PROBLEM DESCRIPTION:
Take each line that has the word "Engineer" and return it.

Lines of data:
* * *

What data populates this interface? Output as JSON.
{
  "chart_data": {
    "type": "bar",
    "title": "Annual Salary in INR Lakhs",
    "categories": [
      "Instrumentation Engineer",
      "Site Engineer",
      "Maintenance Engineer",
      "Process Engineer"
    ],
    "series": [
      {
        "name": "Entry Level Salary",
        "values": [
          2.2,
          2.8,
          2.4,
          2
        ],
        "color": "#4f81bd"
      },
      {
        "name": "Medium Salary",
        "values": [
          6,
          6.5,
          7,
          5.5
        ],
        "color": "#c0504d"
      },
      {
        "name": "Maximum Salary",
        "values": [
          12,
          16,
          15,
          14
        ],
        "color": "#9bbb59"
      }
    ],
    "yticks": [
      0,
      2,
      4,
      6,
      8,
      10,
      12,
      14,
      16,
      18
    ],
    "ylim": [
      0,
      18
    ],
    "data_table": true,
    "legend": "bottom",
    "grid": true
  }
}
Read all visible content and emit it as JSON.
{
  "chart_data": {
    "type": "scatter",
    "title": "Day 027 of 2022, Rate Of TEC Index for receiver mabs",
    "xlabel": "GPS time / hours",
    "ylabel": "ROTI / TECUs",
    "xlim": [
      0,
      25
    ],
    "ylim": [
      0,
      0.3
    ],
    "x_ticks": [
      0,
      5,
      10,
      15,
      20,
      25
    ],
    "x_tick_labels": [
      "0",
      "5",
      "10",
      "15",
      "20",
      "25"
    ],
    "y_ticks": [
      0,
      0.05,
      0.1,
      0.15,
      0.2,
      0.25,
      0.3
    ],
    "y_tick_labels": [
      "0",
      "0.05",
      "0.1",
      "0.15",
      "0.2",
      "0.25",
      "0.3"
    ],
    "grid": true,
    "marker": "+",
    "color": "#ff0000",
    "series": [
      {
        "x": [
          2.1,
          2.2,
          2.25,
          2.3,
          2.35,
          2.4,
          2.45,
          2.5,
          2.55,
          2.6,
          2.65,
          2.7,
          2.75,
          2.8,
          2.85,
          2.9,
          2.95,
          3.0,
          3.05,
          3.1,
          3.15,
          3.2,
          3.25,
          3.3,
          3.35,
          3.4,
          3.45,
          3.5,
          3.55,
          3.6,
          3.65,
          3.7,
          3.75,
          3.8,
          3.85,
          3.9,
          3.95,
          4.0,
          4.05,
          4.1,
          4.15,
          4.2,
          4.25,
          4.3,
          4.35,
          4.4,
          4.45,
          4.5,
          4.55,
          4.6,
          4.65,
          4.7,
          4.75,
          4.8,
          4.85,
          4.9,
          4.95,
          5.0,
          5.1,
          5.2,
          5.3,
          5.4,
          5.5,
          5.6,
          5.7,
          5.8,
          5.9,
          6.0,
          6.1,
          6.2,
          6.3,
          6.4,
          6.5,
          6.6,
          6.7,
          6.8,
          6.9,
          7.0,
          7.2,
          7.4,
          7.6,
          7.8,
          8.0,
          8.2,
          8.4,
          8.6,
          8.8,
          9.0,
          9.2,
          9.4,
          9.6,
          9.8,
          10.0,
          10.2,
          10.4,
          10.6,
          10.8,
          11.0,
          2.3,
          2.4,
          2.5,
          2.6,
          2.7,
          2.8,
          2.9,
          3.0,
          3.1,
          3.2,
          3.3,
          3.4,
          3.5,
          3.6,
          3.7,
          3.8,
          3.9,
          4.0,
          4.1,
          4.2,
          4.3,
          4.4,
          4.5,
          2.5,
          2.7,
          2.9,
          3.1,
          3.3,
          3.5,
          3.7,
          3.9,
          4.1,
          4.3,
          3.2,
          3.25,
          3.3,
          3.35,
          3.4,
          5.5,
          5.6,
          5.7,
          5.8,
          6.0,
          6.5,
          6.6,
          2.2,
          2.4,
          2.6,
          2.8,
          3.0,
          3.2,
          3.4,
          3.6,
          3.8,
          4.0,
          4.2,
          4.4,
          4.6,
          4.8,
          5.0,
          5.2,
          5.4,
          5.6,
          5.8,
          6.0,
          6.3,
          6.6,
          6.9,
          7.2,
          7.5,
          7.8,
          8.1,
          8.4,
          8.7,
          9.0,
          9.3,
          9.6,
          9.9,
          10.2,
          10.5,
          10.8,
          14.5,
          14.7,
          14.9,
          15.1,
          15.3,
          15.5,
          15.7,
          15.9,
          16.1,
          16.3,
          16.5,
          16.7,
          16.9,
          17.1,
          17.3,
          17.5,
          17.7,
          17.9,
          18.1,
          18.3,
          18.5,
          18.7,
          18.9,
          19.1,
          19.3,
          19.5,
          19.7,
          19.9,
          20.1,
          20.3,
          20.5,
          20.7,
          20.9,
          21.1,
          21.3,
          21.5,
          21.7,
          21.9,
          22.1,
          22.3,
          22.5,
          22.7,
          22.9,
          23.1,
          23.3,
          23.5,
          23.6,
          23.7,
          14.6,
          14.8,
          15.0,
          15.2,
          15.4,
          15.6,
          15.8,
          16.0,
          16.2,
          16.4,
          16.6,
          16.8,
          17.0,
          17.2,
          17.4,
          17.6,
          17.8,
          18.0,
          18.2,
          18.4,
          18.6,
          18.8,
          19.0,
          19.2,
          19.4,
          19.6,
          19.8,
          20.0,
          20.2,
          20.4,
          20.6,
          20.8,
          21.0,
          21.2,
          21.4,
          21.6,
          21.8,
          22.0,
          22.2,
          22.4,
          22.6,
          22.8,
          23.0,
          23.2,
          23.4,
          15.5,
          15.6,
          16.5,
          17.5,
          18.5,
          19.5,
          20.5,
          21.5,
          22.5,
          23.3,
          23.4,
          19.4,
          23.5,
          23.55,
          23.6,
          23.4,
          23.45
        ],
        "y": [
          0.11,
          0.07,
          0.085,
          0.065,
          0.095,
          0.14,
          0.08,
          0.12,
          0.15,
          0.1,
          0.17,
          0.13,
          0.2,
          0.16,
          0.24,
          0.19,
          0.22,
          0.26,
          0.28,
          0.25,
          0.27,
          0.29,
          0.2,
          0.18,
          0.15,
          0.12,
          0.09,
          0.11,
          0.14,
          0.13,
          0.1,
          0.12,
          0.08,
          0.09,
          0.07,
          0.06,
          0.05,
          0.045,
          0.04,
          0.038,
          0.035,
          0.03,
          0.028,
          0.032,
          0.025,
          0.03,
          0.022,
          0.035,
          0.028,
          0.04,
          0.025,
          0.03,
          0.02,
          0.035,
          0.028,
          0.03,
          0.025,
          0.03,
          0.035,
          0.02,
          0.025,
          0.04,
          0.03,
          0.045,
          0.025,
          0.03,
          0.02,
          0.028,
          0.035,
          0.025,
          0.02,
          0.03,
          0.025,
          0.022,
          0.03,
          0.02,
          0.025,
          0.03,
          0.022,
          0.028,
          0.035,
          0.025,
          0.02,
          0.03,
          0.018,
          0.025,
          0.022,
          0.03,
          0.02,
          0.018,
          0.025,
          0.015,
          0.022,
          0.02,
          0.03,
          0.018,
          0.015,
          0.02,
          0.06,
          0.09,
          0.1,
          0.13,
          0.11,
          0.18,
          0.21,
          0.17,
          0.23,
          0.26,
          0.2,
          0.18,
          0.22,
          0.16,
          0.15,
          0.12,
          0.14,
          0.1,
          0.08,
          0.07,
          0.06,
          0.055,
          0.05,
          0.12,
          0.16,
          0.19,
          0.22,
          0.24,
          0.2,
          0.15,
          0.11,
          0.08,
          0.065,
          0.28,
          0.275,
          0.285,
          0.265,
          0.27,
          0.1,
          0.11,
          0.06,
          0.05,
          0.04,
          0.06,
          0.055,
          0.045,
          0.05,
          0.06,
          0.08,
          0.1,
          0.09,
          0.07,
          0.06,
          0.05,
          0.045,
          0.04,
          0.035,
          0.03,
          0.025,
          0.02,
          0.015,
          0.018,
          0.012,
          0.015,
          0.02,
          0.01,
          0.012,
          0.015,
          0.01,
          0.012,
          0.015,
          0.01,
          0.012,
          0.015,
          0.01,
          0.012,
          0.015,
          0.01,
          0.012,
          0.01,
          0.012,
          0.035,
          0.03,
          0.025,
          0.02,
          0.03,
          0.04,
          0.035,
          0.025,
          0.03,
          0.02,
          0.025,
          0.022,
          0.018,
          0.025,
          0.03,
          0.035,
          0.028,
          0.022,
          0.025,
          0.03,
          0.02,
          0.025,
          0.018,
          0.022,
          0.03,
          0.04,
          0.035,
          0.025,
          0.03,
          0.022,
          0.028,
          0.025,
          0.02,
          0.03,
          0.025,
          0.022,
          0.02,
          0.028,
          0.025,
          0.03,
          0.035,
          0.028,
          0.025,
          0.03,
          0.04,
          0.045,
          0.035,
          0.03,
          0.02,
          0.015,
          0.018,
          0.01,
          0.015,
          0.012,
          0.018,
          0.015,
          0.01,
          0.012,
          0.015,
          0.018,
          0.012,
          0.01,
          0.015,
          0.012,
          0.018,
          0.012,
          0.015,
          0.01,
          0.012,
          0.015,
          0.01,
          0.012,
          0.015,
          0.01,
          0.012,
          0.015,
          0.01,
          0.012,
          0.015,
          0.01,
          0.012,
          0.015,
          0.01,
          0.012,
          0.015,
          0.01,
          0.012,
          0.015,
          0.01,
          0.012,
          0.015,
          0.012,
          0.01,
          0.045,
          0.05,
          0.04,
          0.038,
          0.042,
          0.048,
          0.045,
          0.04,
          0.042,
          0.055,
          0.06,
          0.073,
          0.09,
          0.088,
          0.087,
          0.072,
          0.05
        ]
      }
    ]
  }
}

* * *

EXPECTED OUTPUT:
      "Instrumentation Engineer",
      "Site Engineer",
      "Maintenance Engineer",
      "Process Engineer"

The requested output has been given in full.